• Exercise details:
Omit all images. Write out the rest of the material exactly.

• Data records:
****

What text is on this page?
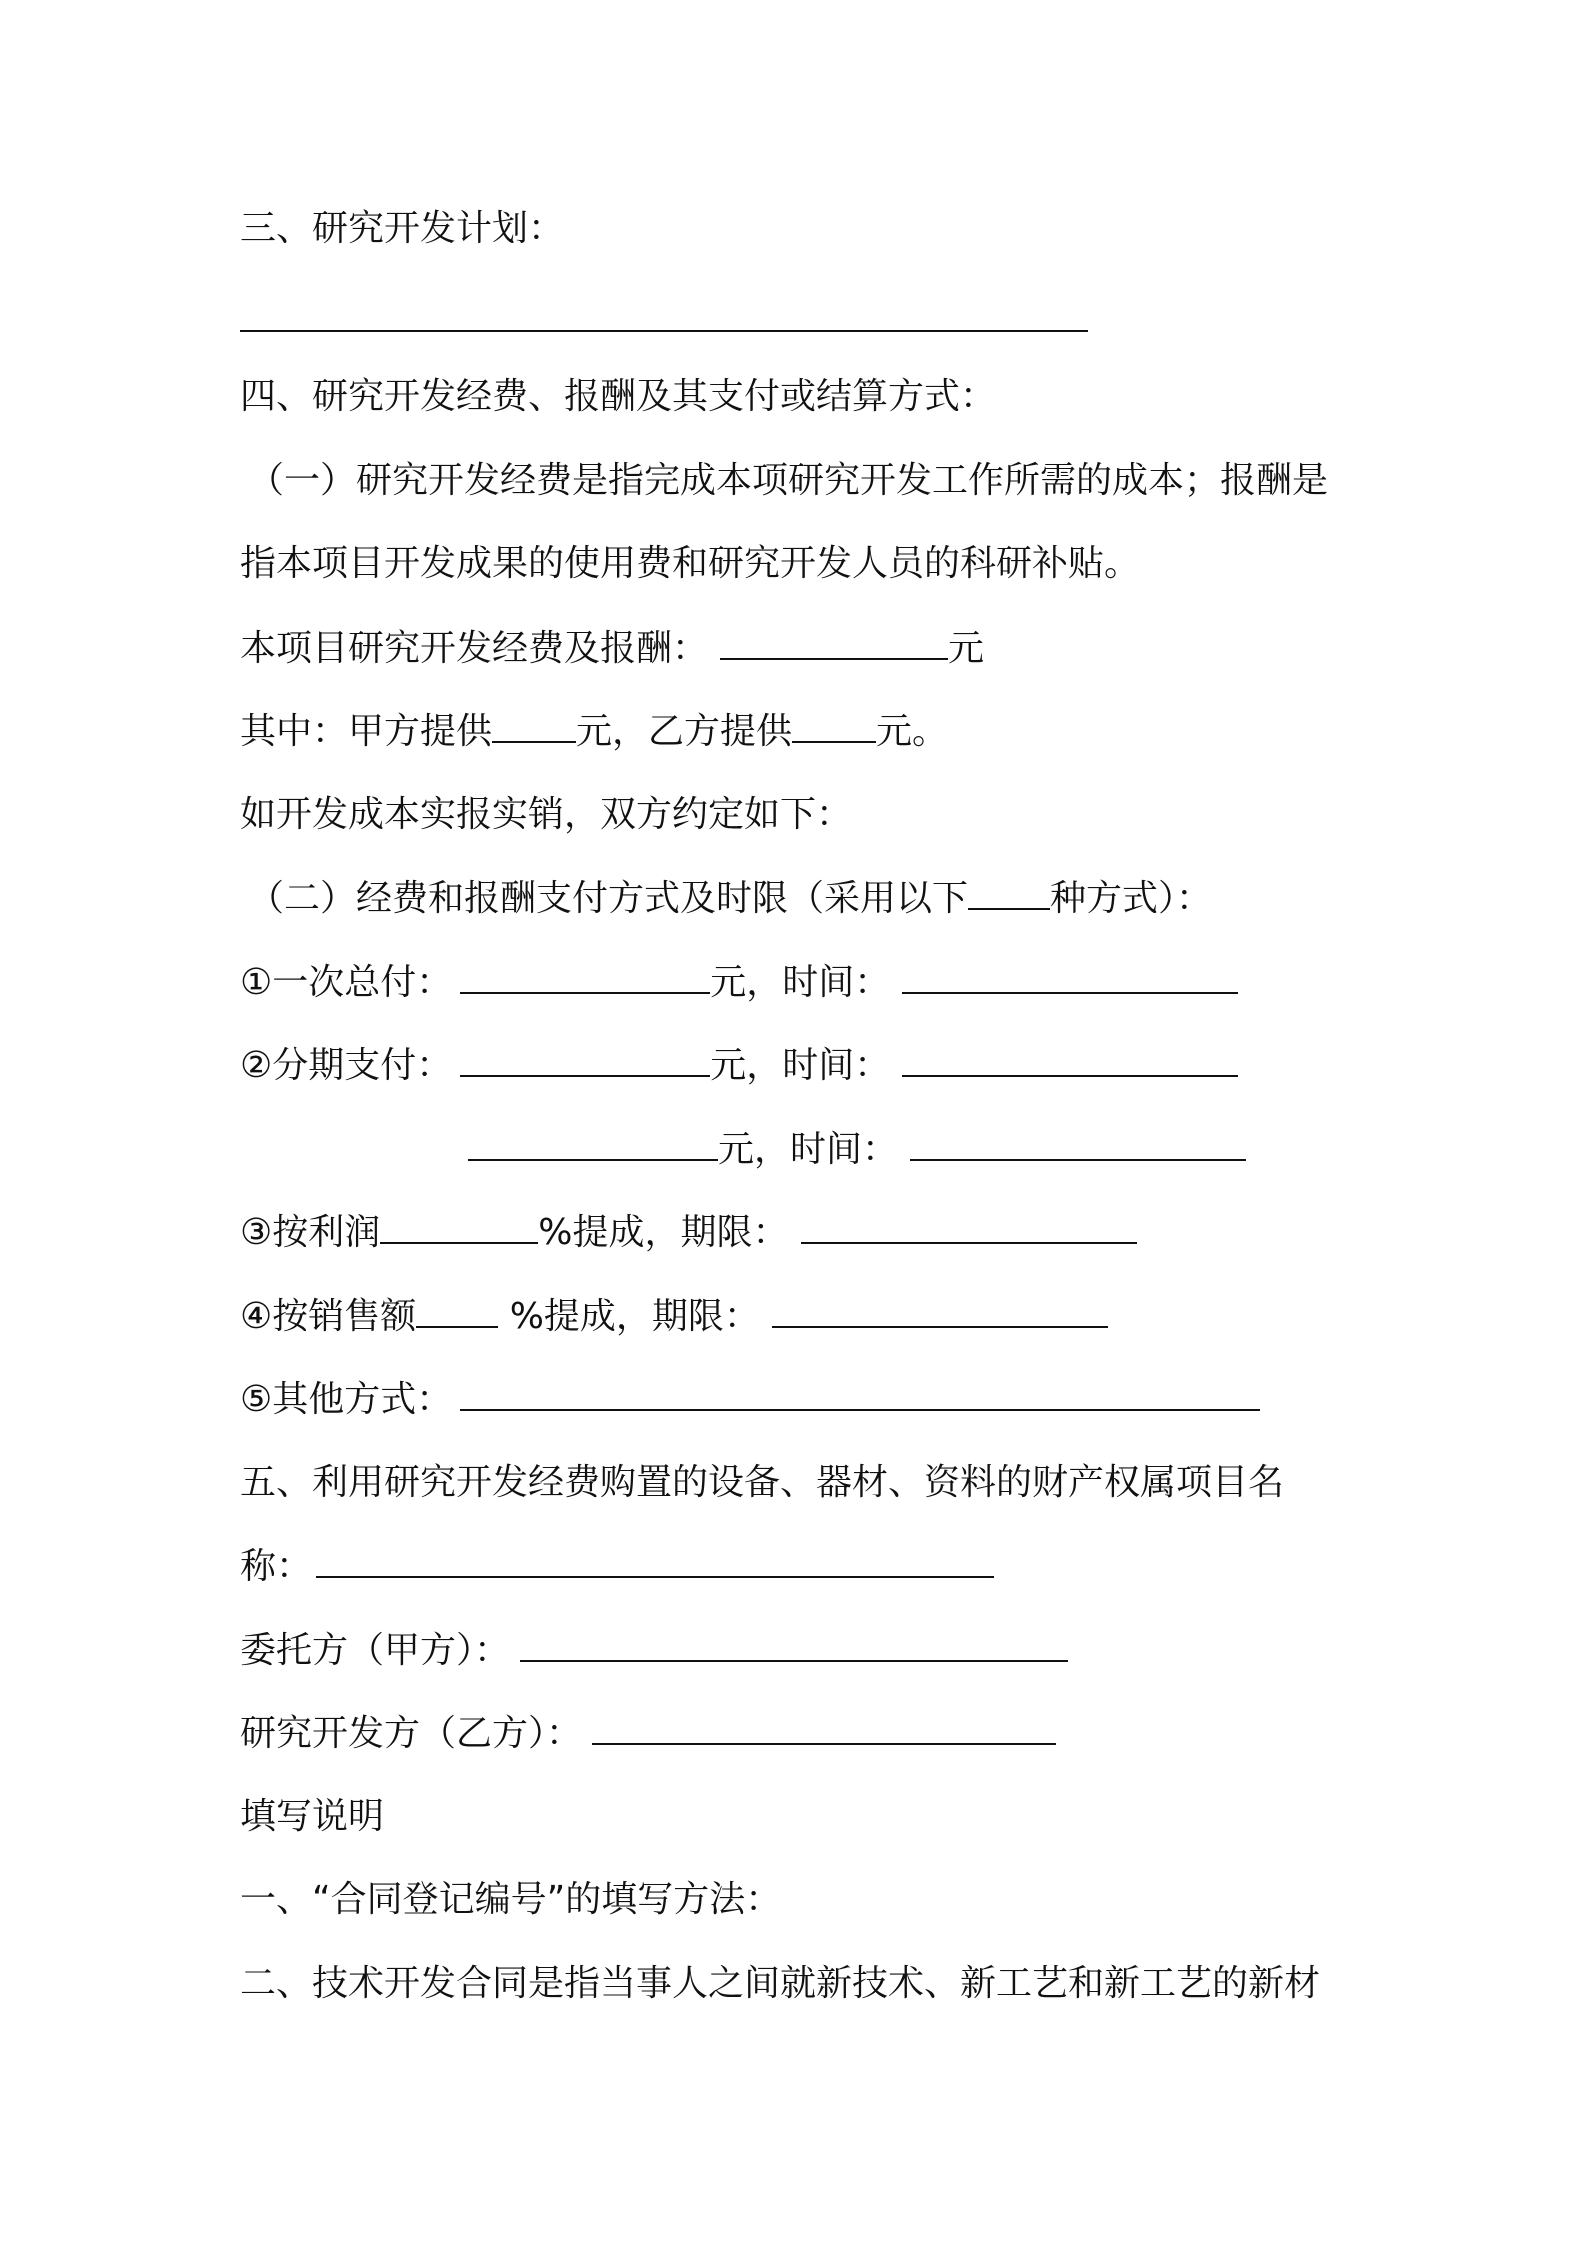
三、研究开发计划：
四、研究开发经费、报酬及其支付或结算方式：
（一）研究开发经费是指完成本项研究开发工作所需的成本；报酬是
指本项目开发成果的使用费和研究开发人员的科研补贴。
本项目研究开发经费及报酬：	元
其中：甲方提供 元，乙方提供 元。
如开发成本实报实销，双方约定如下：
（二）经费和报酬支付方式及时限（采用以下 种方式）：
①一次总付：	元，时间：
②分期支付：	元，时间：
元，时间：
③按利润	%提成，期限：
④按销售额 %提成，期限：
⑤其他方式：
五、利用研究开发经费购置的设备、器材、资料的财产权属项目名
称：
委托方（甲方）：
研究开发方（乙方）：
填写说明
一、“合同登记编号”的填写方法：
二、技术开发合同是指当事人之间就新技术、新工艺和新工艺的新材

****

• Exercise output:
What text is on this page?
三、研究开发计划：
四、研究开发经费、报酬及其支付或结算方式：
（一）研究开发经费是指完成本项研究开发工作所需的成本；报酬是
指本项目开发成果的使用费和研究开发人员的科研补贴。
本项目研究开发经费及报酬：	元
其中：甲方提供 元，乙方提供 元。
如开发成本实报实销，双方约定如下：
（二）经费和报酬支付方式及时限（采用以下 种方式）：
①一次总付：	元，时间：
②分期支付：	元，时间：
元，时间：
③按利润	%提成，期限：
④按销售额 %提成，期限：
⑤其他方式：
五、利用研究开发经费购置的设备、器材、资料的财产权属项目名
称：
委托方（甲方）：
研究开发方（乙方）：
填写说明
一、“合同登记编号”的填写方法：
二、技术开发合同是指当事人之间就新技术、新工艺和新工艺的新材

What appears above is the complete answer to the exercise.